▶ **What you will do**
Repeat the records verbatim and leave the pictures out of your copy.

[Extracts from a graphics dataset]

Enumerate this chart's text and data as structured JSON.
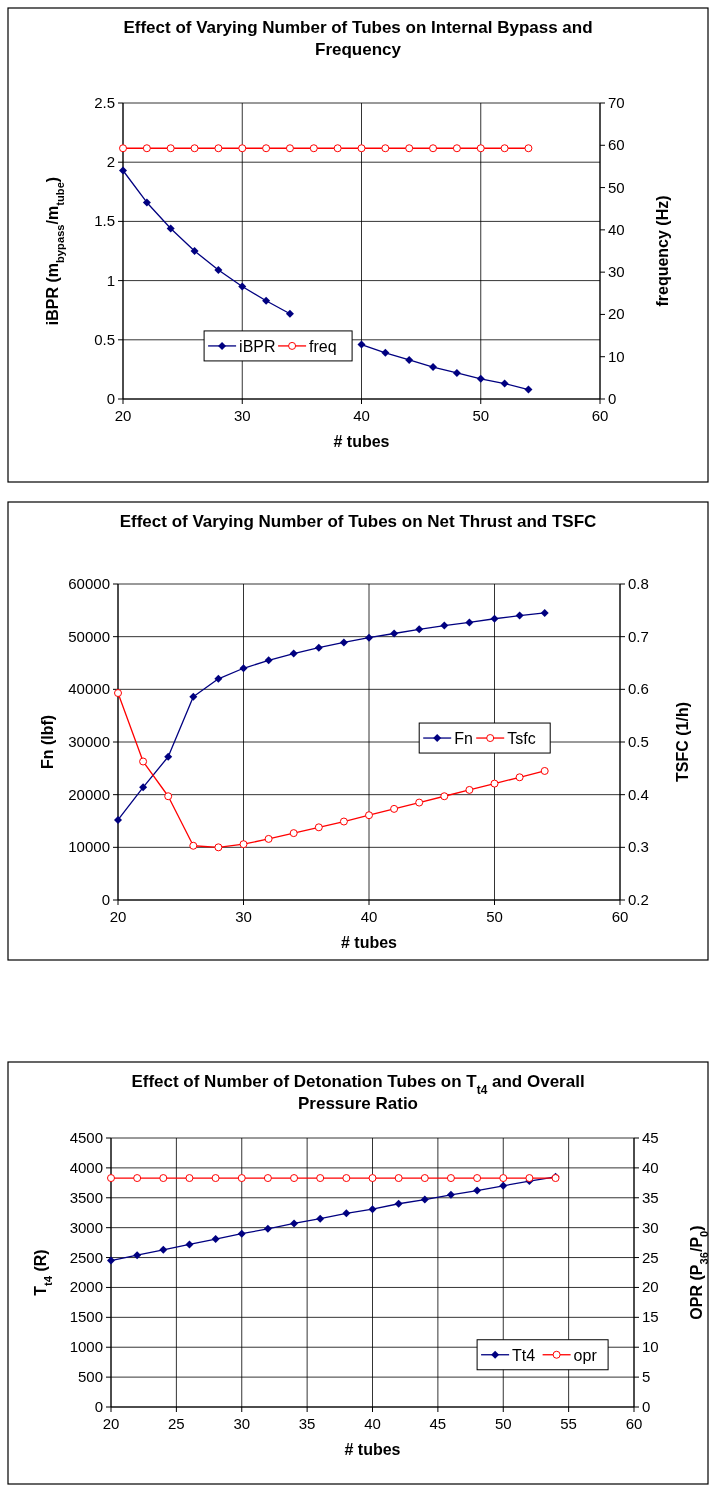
{
  "chart_data": [
    {
      "type": "line",
      "title": "Effect of Varying Number of Tubes on Internal Bypass and Frequency",
      "xlabel": "# tubes",
      "ylabel": "iBPR (m$_{bypass}$/m$_{tube}$)",
      "y2label": "frequency (Hz)",
      "x": [
        20,
        22,
        24,
        26,
        28,
        30,
        32,
        34,
        36,
        38,
        40,
        42,
        44,
        46,
        48,
        50,
        52,
        54
      ],
      "series": [
        {
          "name": "iBPR",
          "color": "#000080",
          "marker": "diamond",
          "values": [
            1.93,
            1.66,
            1.44,
            1.25,
            1.09,
            0.95,
            0.83,
            0.72,
            null,
            null,
            0.46,
            0.39,
            0.33,
            0.27,
            0.22,
            0.17,
            0.13,
            0.08
          ]
        },
        {
          "name": "freq",
          "color": "#ff0000",
          "marker": "circle",
          "axis": "y2",
          "values": [
            59.3,
            59.3,
            59.3,
            59.3,
            59.3,
            59.3,
            59.3,
            59.3,
            59.3,
            59.3,
            59.3,
            59.3,
            59.3,
            59.3,
            59.3,
            59.3,
            59.3,
            59.3
          ]
        }
      ],
      "xlim": [
        20,
        60
      ],
      "xticks": [
        20,
        30,
        40,
        50,
        60
      ],
      "ylim": [
        0,
        2.5
      ],
      "yticks": [
        0,
        0.5,
        1,
        1.5,
        2,
        2.5
      ],
      "y2lim": [
        0,
        70
      ],
      "y2ticks": [
        0,
        10,
        20,
        30,
        40,
        50,
        60,
        70
      ],
      "grid": true,
      "legend": "left"
    },
    {
      "type": "line",
      "title": "Effect of Varying Number of Tubes on Net Thrust and TSFC",
      "xlabel": "# tubes",
      "ylabel": "Fn (lbf)",
      "y2label": "TSFC (1/h)",
      "x": [
        20,
        22,
        24,
        26,
        28,
        30,
        32,
        34,
        36,
        38,
        40,
        42,
        44,
        46,
        48,
        50,
        52,
        54
      ],
      "series": [
        {
          "name": "Fn",
          "color": "#000080",
          "marker": "diamond",
          "values": [
            15200,
            21400,
            27200,
            38600,
            42000,
            44000,
            45500,
            46800,
            47900,
            48900,
            49800,
            50600,
            51400,
            52100,
            52700,
            53400,
            54000,
            54500
          ]
        },
        {
          "name": "Tsfc",
          "color": "#ff0000",
          "marker": "circle",
          "axis": "y2",
          "values": [
            0.593,
            0.463,
            0.397,
            0.303,
            0.3,
            0.306,
            0.316,
            0.327,
            0.338,
            0.349,
            0.361,
            0.373,
            0.385,
            0.397,
            0.409,
            0.421,
            0.433,
            0.445
          ]
        }
      ],
      "xlim": [
        20,
        60
      ],
      "xticks": [
        20,
        30,
        40,
        50,
        60
      ],
      "ylim": [
        0,
        60000
      ],
      "yticks": [
        0,
        10000,
        20000,
        30000,
        40000,
        50000,
        60000
      ],
      "y2lim": [
        0.2,
        0.8
      ],
      "y2ticks": [
        0.2,
        0.3,
        0.4,
        0.5,
        0.6,
        0.7,
        0.8
      ],
      "grid": true,
      "legend": "right"
    },
    {
      "type": "line",
      "title": "Effect of  Number of Detonation Tubes on T$_{t4}$ and Overall Pressure Ratio",
      "xlabel": "# tubes",
      "ylabel": "T$_{t4}$ (R)",
      "y2label": "OPR (P$_{36}$/P$_{0}$)",
      "x": [
        20,
        22,
        24,
        26,
        28,
        30,
        32,
        34,
        36,
        38,
        40,
        42,
        44,
        46,
        48,
        50,
        52,
        54
      ],
      "series": [
        {
          "name": "Tt4",
          "color": "#000080",
          "marker": "diamond",
          "values": [
            2450,
            2540,
            2630,
            2720,
            2810,
            2900,
            2980,
            3070,
            3150,
            3240,
            3310,
            3400,
            3470,
            3550,
            3620,
            3700,
            3780,
            3850
          ]
        },
        {
          "name": "opr",
          "color": "#ff0000",
          "marker": "circle",
          "axis": "y2",
          "values": [
            38.3,
            38.3,
            38.3,
            38.3,
            38.3,
            38.3,
            38.3,
            38.3,
            38.3,
            38.3,
            38.3,
            38.3,
            38.3,
            38.3,
            38.3,
            38.3,
            38.3,
            38.3
          ]
        }
      ],
      "xlim": [
        20,
        60
      ],
      "xticks": [
        20,
        25,
        30,
        35,
        40,
        45,
        50,
        55,
        60
      ],
      "ylim": [
        0,
        4500
      ],
      "yticks": [
        0,
        500,
        1000,
        1500,
        2000,
        2500,
        3000,
        3500,
        4000,
        4500
      ],
      "y2lim": [
        0,
        45
      ],
      "y2ticks": [
        0,
        5,
        10,
        15,
        20,
        25,
        30,
        35,
        40,
        45
      ],
      "grid": true,
      "legend": "bottom right"
    }
  ]
}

▶ **Task output**
Enumerate this chart's text and data as structured JSON.
{
  "chart_data": [
    {
      "type": "line",
      "title": "Effect of Varying Number of Tubes on Internal Bypass and Frequency",
      "xlabel": "# tubes",
      "ylabel": "iBPR (m$_{bypass}$/m$_{tube}$)",
      "y2label": "frequency (Hz)",
      "x": [
        20,
        22,
        24,
        26,
        28,
        30,
        32,
        34,
        36,
        38,
        40,
        42,
        44,
        46,
        48,
        50,
        52,
        54
      ],
      "series": [
        {
          "name": "iBPR",
          "color": "#000080",
          "marker": "diamond",
          "values": [
            1.93,
            1.66,
            1.44,
            1.25,
            1.09,
            0.95,
            0.83,
            0.72,
            null,
            null,
            0.46,
            0.39,
            0.33,
            0.27,
            0.22,
            0.17,
            0.13,
            0.08
          ]
        },
        {
          "name": "freq",
          "color": "#ff0000",
          "marker": "circle",
          "axis": "y2",
          "values": [
            59.3,
            59.3,
            59.3,
            59.3,
            59.3,
            59.3,
            59.3,
            59.3,
            59.3,
            59.3,
            59.3,
            59.3,
            59.3,
            59.3,
            59.3,
            59.3,
            59.3,
            59.3
          ]
        }
      ],
      "xlim": [
        20,
        60
      ],
      "xticks": [
        20,
        30,
        40,
        50,
        60
      ],
      "ylim": [
        0,
        2.5
      ],
      "yticks": [
        0,
        0.5,
        1,
        1.5,
        2,
        2.5
      ],
      "y2lim": [
        0,
        70
      ],
      "y2ticks": [
        0,
        10,
        20,
        30,
        40,
        50,
        60,
        70
      ],
      "grid": true,
      "legend": "left"
    },
    {
      "type": "line",
      "title": "Effect of Varying Number of Tubes on Net Thrust and TSFC",
      "xlabel": "# tubes",
      "ylabel": "Fn (lbf)",
      "y2label": "TSFC (1/h)",
      "x": [
        20,
        22,
        24,
        26,
        28,
        30,
        32,
        34,
        36,
        38,
        40,
        42,
        44,
        46,
        48,
        50,
        52,
        54
      ],
      "series": [
        {
          "name": "Fn",
          "color": "#000080",
          "marker": "diamond",
          "values": [
            15200,
            21400,
            27200,
            38600,
            42000,
            44000,
            45500,
            46800,
            47900,
            48900,
            49800,
            50600,
            51400,
            52100,
            52700,
            53400,
            54000,
            54500
          ]
        },
        {
          "name": "Tsfc",
          "color": "#ff0000",
          "marker": "circle",
          "axis": "y2",
          "values": [
            0.593,
            0.463,
            0.397,
            0.303,
            0.3,
            0.306,
            0.316,
            0.327,
            0.338,
            0.349,
            0.361,
            0.373,
            0.385,
            0.397,
            0.409,
            0.421,
            0.433,
            0.445
          ]
        }
      ],
      "xlim": [
        20,
        60
      ],
      "xticks": [
        20,
        30,
        40,
        50,
        60
      ],
      "ylim": [
        0,
        60000
      ],
      "yticks": [
        0,
        10000,
        20000,
        30000,
        40000,
        50000,
        60000
      ],
      "y2lim": [
        0.2,
        0.8
      ],
      "y2ticks": [
        0.2,
        0.3,
        0.4,
        0.5,
        0.6,
        0.7,
        0.8
      ],
      "grid": true,
      "legend": "right"
    },
    {
      "type": "line",
      "title": "Effect of  Number of Detonation Tubes on T$_{t4}$ and Overall Pressure Ratio",
      "xlabel": "# tubes",
      "ylabel": "T$_{t4}$ (R)",
      "y2label": "OPR (P$_{36}$/P$_{0}$)",
      "x": [
        20,
        22,
        24,
        26,
        28,
        30,
        32,
        34,
        36,
        38,
        40,
        42,
        44,
        46,
        48,
        50,
        52,
        54
      ],
      "series": [
        {
          "name": "Tt4",
          "color": "#000080",
          "marker": "diamond",
          "values": [
            2450,
            2540,
            2630,
            2720,
            2810,
            2900,
            2980,
            3070,
            3150,
            3240,
            3310,
            3400,
            3470,
            3550,
            3620,
            3700,
            3780,
            3850
          ]
        },
        {
          "name": "opr",
          "color": "#ff0000",
          "marker": "circle",
          "axis": "y2",
          "values": [
            38.3,
            38.3,
            38.3,
            38.3,
            38.3,
            38.3,
            38.3,
            38.3,
            38.3,
            38.3,
            38.3,
            38.3,
            38.3,
            38.3,
            38.3,
            38.3,
            38.3,
            38.3
          ]
        }
      ],
      "xlim": [
        20,
        60
      ],
      "xticks": [
        20,
        25,
        30,
        35,
        40,
        45,
        50,
        55,
        60
      ],
      "ylim": [
        0,
        4500
      ],
      "yticks": [
        0,
        500,
        1000,
        1500,
        2000,
        2500,
        3000,
        3500,
        4000,
        4500
      ],
      "y2lim": [
        0,
        45
      ],
      "y2ticks": [
        0,
        5,
        10,
        15,
        20,
        25,
        30,
        35,
        40,
        45
      ],
      "grid": true,
      "legend": "bottom right"
    }
  ]
}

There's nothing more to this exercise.